**Stated task**
Go through the material below and copy all lines with "MIDI".

**Records shown**
::::::::::

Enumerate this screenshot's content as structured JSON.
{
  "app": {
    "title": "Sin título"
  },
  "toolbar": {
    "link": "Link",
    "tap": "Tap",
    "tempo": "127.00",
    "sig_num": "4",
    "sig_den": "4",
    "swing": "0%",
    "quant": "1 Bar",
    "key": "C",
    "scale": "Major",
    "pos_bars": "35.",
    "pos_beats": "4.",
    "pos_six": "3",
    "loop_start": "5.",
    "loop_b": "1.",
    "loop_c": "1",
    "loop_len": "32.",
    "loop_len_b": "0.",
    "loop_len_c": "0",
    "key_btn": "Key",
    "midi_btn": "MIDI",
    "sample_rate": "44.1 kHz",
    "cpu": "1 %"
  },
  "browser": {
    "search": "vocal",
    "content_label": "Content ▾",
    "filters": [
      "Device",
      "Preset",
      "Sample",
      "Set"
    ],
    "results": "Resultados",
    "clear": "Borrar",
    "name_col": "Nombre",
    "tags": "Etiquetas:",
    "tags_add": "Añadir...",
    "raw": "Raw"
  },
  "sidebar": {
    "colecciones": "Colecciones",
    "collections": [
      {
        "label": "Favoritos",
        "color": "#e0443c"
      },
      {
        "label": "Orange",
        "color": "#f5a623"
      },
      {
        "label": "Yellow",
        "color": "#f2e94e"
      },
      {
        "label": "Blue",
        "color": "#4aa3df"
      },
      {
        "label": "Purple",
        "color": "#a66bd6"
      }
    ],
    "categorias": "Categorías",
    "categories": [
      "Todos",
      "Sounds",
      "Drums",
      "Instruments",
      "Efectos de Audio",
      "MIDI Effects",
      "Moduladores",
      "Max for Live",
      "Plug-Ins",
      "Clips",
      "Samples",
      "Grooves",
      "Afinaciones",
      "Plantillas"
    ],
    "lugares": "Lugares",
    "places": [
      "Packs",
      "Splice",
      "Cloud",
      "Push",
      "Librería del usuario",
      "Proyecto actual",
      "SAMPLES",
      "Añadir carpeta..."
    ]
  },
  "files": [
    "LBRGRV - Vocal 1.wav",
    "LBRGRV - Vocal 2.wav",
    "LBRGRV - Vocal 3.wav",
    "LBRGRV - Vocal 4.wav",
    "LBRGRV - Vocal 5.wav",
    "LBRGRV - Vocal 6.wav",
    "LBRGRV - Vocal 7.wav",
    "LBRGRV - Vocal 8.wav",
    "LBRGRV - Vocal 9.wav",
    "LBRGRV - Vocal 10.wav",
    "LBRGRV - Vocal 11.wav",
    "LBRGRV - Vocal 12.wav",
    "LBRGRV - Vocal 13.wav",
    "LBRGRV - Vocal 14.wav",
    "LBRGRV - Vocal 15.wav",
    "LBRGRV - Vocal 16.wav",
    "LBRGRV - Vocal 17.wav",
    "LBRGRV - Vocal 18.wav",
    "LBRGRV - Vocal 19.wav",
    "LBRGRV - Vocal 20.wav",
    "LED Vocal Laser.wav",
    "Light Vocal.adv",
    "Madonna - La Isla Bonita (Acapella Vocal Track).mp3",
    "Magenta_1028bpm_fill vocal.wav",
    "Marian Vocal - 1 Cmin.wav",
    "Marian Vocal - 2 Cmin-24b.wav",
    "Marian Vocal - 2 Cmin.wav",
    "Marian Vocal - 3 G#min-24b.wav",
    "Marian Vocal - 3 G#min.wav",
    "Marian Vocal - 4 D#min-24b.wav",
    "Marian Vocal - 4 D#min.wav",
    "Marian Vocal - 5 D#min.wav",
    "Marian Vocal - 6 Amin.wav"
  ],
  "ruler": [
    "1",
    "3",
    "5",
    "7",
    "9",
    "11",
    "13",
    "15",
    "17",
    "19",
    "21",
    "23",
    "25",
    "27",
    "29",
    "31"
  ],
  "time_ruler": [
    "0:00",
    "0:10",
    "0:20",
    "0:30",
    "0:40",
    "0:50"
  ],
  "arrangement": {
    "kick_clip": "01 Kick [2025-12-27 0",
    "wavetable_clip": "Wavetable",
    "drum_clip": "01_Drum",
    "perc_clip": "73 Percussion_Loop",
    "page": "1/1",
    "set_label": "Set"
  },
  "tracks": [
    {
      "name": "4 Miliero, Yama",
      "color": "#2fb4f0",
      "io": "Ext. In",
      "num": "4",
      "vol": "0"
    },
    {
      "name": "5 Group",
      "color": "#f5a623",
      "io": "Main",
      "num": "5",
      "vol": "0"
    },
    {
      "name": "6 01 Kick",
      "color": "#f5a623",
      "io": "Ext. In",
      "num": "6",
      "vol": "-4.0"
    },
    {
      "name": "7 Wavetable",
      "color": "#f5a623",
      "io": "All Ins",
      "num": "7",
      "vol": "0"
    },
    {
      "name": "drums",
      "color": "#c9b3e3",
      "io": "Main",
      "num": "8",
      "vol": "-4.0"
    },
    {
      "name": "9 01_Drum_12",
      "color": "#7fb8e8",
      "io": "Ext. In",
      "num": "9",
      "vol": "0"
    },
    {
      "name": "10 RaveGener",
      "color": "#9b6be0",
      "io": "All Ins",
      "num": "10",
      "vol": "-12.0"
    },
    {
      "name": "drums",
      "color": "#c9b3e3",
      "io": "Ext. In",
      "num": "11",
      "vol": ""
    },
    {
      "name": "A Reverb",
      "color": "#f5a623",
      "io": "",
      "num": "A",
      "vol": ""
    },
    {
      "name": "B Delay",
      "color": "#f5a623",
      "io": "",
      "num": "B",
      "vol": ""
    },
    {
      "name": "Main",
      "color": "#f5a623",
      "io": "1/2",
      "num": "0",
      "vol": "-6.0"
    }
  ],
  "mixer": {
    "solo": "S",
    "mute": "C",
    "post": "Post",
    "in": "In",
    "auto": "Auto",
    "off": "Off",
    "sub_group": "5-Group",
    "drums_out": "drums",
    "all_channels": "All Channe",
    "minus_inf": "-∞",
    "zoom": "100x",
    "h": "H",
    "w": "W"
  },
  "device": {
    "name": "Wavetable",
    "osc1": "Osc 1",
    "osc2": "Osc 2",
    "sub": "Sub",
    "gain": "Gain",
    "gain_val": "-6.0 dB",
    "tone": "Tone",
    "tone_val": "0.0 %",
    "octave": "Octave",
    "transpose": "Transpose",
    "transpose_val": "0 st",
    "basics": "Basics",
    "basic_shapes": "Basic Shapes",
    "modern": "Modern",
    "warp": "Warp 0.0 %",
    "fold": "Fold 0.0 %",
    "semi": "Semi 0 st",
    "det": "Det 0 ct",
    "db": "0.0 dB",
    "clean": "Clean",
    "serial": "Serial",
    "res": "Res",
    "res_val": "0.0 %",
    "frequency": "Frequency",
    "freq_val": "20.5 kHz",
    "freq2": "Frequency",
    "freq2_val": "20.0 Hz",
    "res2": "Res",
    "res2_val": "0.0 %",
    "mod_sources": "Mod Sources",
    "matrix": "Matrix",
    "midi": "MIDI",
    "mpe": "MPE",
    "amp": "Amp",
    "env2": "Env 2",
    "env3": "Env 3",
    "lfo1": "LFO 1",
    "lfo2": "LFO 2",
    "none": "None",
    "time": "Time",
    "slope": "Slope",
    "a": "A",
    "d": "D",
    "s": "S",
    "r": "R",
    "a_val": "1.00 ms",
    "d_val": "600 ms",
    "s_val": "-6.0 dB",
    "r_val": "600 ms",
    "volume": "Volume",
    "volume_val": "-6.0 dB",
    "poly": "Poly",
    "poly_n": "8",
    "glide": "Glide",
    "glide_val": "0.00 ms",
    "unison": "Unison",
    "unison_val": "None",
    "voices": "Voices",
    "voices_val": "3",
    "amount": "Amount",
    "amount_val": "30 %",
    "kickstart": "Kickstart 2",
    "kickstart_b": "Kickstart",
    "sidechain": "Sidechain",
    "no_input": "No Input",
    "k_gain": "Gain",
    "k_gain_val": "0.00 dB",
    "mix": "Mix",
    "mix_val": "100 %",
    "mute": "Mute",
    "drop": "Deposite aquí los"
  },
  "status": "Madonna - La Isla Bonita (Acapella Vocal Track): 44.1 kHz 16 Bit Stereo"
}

::::::::::

**Worked solution**
    "midi_btn": "MIDI",
      "MIDI Effects",
    "midi": "MIDI",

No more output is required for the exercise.